Exercise:
Show every line of the records below that contains the word "JSON".

Stored entries:
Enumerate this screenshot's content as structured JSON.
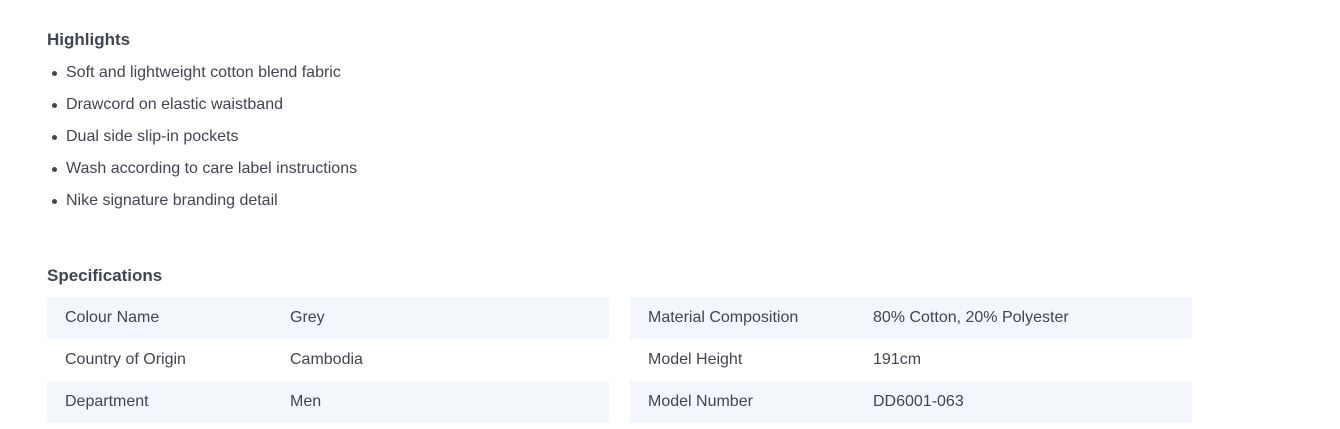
{
  "highlights": {
    "title": "Highlights",
    "items": [
      "Soft and lightweight cotton blend fabric",
      "Drawcord on elastic waistband",
      "Dual side slip-in pockets",
      "Wash according to care label instructions",
      "Nike signature branding detail"
    ]
  },
  "specifications": {
    "title": "Specifications",
    "left": [
      {
        "label": "Colour Name",
        "value": "Grey"
      },
      {
        "label": "Country of Origin",
        "value": "Cambodia"
      },
      {
        "label": "Department",
        "value": "Men"
      }
    ],
    "right": [
      {
        "label": "Material Composition",
        "value": "80% Cotton, 20% Polyester"
      },
      {
        "label": "Model Height",
        "value": "191cm"
      },
      {
        "label": "Model Number",
        "value": "DD6001-063"
      }
    ]
  },
  "colors": {
    "text": "#404553",
    "row_shade": "#f3f6fb",
    "background": "#ffffff"
  }
}
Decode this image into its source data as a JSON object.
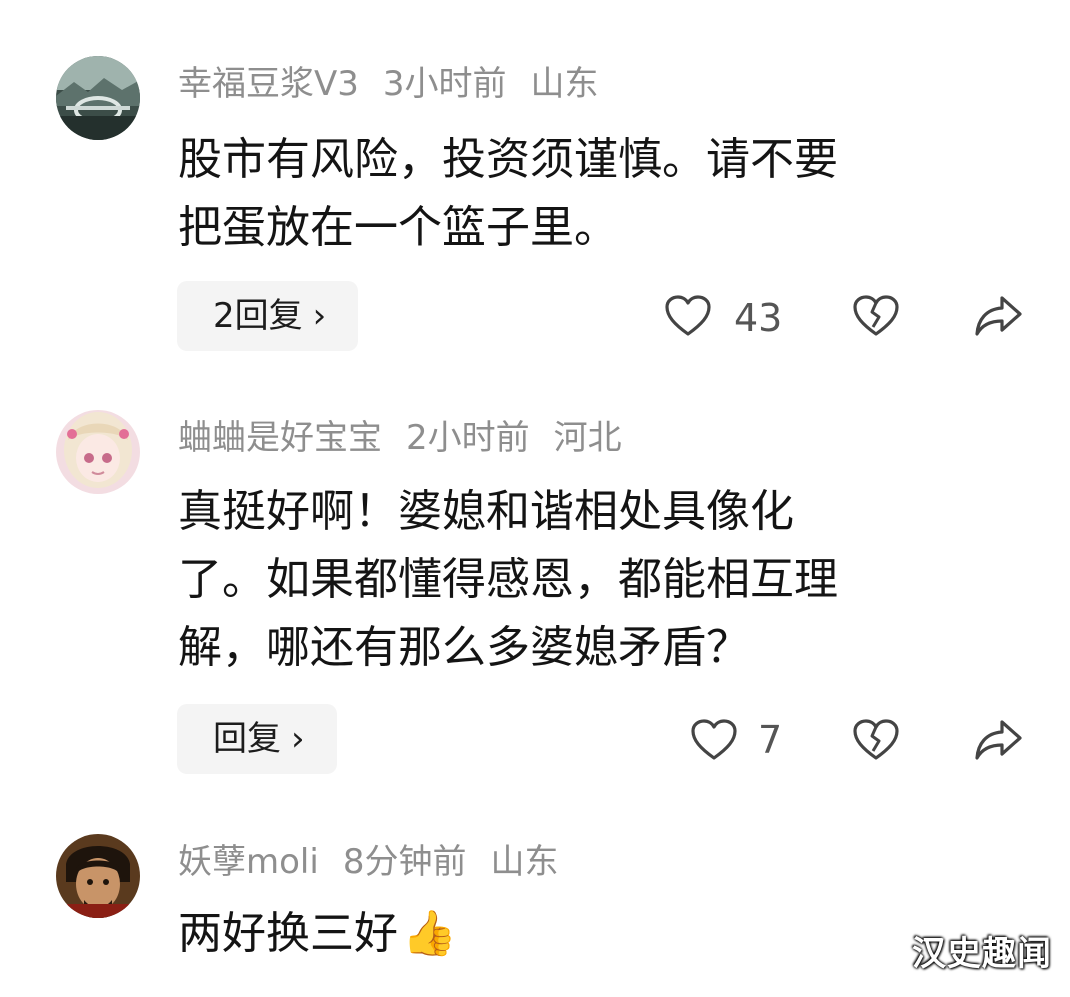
{
  "comments": [
    {
      "username": "幸福豆浆V3",
      "time": "3小时前",
      "location": "山东",
      "text_lines": [
        "股市有风险，投资须谨慎。请不要",
        "把蛋放在一个篮子里。"
      ],
      "reply_label": "2回复",
      "likes": "43"
    },
    {
      "username": "蛐蛐是好宝宝",
      "time": "2小时前",
      "location": "河北",
      "text_lines": [
        "真挺好啊！婆媳和谐相处具像化",
        "了。如果都懂得感恩，都能相互理",
        "解，哪还有那么多婆媳矛盾？"
      ],
      "reply_label": "回复",
      "likes": "7"
    },
    {
      "username": "妖孽moli",
      "time": "8分钟前",
      "location": "山东",
      "text_lines": [
        "两好换三好"
      ],
      "emoji": "👍"
    }
  ],
  "watermark": "汉史趣闻",
  "icons": {
    "like": "heart-outline-icon",
    "dislike": "broken-heart-icon",
    "share": "share-arrow-icon",
    "reply_chevron": "chevron-right-icon"
  },
  "colors": {
    "meta_text": "#8e8e8e",
    "body_text": "#141414",
    "reply_bg": "#f4f4f4",
    "icon_stroke": "#444444"
  }
}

Problem solution:
Enumerate this screenshot's content as structured JSON.
Decode this image into its source data as a JSON object.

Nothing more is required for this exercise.